What the task requires — Provide nothing but the number of lines containing the string "April".

====================

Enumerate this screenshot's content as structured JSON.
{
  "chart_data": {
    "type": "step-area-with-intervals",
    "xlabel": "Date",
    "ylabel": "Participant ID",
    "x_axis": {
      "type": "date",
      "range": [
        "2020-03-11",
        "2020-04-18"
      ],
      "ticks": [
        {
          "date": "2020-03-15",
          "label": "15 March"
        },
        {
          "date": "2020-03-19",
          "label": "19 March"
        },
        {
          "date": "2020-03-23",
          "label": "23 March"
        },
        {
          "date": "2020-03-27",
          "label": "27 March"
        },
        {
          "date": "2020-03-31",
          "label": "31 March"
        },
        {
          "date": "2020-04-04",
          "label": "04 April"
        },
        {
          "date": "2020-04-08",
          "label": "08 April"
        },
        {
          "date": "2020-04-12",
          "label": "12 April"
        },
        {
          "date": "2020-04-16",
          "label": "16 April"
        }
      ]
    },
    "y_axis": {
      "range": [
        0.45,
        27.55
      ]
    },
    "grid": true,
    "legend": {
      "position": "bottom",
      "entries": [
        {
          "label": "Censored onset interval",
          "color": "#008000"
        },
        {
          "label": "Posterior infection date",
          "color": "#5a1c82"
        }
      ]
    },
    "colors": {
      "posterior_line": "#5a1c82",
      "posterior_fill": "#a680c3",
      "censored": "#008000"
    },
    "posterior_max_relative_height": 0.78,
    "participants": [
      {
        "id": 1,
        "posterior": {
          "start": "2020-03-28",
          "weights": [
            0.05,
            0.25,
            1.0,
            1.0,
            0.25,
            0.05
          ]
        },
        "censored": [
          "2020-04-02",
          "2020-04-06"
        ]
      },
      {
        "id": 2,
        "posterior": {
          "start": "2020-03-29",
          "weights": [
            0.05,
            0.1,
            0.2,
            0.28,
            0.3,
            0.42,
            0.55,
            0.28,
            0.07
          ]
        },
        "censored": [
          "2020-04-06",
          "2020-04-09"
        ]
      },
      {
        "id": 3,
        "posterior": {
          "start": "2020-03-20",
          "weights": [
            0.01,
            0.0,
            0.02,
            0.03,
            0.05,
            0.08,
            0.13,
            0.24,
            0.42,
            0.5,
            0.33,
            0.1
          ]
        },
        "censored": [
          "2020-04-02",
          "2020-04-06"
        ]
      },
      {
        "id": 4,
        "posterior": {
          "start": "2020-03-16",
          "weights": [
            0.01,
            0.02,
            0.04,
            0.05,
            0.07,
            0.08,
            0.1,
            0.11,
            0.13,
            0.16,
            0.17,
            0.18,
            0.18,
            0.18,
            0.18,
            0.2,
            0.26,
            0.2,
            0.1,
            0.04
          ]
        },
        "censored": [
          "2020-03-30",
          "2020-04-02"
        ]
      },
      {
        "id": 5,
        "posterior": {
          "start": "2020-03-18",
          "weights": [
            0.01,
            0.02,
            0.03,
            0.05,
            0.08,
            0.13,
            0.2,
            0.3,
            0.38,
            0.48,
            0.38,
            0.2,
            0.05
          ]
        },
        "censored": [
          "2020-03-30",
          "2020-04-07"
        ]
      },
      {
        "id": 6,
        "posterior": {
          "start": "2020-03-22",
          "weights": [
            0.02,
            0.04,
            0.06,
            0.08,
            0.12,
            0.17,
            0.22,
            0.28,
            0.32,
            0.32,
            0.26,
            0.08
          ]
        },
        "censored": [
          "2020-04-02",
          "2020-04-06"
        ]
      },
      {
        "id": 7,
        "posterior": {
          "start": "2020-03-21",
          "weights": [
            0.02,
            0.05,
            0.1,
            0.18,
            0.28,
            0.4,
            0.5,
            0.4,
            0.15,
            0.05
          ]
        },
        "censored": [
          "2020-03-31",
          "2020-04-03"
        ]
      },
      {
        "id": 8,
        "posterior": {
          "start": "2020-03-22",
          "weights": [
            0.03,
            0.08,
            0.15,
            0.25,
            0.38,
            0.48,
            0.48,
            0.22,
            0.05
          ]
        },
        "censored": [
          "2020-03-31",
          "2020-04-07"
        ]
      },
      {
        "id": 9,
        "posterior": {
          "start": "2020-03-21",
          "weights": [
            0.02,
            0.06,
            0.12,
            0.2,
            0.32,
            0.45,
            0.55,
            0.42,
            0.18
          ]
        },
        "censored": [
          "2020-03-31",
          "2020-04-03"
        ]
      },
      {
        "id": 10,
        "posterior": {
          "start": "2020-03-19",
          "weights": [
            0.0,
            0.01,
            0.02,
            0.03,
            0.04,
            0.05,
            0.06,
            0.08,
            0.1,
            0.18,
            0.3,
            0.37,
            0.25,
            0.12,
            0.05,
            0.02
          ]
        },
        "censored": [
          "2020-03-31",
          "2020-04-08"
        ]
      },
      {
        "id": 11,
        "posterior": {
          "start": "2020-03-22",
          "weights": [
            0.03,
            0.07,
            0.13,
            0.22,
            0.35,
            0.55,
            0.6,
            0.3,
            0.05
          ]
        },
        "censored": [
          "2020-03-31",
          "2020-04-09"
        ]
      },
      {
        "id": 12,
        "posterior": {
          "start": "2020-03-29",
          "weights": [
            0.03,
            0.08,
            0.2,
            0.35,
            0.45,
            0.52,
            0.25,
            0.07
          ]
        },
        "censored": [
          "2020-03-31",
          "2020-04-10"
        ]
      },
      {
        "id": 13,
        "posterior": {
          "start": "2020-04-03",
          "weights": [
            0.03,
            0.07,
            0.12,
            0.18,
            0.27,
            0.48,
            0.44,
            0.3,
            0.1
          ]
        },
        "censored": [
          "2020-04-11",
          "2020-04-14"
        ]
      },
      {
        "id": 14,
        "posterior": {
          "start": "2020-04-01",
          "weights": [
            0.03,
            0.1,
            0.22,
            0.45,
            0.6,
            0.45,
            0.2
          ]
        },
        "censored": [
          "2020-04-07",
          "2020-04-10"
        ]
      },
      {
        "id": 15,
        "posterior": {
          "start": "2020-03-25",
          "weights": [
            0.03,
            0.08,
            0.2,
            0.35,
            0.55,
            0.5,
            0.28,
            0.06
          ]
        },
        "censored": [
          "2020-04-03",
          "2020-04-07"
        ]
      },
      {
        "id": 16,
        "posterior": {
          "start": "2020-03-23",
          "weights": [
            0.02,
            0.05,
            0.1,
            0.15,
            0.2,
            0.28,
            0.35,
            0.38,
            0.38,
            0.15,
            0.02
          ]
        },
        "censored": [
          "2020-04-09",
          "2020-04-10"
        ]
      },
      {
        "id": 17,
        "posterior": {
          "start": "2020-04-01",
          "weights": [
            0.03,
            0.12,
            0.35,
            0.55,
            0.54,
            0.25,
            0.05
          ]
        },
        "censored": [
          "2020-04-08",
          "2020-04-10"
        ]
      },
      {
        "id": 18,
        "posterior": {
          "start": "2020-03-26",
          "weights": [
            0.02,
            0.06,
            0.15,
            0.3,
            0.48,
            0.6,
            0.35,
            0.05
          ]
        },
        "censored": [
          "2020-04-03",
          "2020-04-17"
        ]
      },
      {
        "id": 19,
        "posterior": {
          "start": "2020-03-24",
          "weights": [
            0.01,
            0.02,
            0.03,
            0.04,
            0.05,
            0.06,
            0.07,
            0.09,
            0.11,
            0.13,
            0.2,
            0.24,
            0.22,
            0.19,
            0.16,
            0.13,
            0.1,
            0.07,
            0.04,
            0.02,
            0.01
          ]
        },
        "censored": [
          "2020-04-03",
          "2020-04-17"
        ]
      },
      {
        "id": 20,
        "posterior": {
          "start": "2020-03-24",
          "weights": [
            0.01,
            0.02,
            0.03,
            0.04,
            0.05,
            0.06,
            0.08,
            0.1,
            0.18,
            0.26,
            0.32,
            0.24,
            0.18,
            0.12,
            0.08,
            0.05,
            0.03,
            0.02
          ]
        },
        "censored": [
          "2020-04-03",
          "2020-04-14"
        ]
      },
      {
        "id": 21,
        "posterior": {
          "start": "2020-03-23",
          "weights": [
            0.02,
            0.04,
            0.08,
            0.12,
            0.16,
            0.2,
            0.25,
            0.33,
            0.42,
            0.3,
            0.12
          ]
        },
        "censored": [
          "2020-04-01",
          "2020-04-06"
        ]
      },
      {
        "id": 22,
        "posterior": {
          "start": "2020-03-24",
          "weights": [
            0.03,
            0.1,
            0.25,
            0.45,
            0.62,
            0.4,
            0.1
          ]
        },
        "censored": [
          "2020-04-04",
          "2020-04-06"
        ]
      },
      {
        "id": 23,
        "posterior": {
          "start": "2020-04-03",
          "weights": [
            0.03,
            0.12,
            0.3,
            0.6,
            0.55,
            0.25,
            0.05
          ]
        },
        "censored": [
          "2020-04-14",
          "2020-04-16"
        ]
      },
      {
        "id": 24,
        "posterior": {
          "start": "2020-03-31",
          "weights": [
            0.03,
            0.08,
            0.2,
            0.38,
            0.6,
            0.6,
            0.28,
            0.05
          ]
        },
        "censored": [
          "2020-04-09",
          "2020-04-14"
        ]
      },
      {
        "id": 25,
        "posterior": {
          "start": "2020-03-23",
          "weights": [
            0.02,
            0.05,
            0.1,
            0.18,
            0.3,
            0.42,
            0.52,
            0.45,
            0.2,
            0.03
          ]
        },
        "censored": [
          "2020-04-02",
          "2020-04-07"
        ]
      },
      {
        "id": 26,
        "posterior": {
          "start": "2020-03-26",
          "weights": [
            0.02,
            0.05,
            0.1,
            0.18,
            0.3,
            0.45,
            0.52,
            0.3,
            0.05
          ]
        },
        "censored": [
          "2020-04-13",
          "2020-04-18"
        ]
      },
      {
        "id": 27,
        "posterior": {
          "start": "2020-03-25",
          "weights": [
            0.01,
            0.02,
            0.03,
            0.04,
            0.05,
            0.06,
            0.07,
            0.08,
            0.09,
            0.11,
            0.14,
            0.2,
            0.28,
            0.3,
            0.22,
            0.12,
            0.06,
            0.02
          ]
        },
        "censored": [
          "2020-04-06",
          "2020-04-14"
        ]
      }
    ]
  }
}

====================

Solution to this task — 4